The records:
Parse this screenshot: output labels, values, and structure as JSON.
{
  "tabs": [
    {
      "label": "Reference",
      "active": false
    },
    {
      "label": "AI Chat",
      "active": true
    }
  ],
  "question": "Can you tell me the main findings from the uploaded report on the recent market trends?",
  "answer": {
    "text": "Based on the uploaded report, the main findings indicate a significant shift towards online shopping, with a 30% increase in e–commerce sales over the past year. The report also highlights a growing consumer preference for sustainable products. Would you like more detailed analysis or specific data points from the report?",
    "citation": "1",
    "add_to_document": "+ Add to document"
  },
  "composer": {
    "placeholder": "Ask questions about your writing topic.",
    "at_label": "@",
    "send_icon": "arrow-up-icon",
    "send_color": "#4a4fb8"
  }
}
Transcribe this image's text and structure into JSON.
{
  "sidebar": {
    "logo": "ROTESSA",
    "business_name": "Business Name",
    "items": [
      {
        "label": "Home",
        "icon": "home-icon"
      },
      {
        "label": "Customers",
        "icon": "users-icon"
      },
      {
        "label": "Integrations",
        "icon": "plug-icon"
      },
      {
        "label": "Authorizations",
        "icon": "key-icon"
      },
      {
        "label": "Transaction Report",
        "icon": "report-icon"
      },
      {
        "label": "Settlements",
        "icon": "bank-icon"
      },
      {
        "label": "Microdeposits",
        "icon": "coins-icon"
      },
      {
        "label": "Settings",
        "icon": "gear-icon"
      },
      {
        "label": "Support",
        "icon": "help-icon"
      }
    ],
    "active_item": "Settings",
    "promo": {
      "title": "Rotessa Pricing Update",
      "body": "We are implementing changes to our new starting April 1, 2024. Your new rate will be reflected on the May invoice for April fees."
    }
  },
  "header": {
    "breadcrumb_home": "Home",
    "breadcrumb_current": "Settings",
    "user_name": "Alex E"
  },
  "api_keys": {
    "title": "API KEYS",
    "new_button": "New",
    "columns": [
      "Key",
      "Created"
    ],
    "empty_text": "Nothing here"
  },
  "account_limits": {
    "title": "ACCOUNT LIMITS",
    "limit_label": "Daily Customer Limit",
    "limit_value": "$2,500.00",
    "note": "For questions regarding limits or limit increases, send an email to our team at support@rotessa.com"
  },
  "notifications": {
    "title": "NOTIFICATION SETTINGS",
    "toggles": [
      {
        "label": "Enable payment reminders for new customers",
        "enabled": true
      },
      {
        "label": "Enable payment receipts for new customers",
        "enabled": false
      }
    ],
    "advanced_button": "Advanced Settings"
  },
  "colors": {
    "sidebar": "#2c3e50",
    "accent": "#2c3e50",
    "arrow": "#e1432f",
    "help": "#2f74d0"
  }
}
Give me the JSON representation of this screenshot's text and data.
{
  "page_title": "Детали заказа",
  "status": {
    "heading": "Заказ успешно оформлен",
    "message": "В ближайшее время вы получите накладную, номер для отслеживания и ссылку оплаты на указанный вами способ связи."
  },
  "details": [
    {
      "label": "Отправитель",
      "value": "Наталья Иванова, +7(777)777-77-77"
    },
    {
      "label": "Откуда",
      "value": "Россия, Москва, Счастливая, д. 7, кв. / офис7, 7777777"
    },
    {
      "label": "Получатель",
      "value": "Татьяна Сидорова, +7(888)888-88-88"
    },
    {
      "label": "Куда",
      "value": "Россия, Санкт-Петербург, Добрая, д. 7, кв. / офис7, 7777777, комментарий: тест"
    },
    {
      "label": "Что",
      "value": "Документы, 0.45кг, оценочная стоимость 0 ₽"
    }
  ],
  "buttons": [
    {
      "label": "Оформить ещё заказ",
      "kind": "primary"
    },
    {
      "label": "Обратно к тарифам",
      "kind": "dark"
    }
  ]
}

Set exercise: In the records above, find each line with the word "main" and copy it.

Task output:
  "question": "Can you tell me the main findings from the uploaded report on the recent market trends?",
    "text": "Based on the uploaded report, the main findings indicate a significant shift towards online shopping, with a 30% increase in e–commerce sales over the past year. The report also highlights a growing consumer preference for sustainable products. Would you like more detailed analysis or specific data points from the report?",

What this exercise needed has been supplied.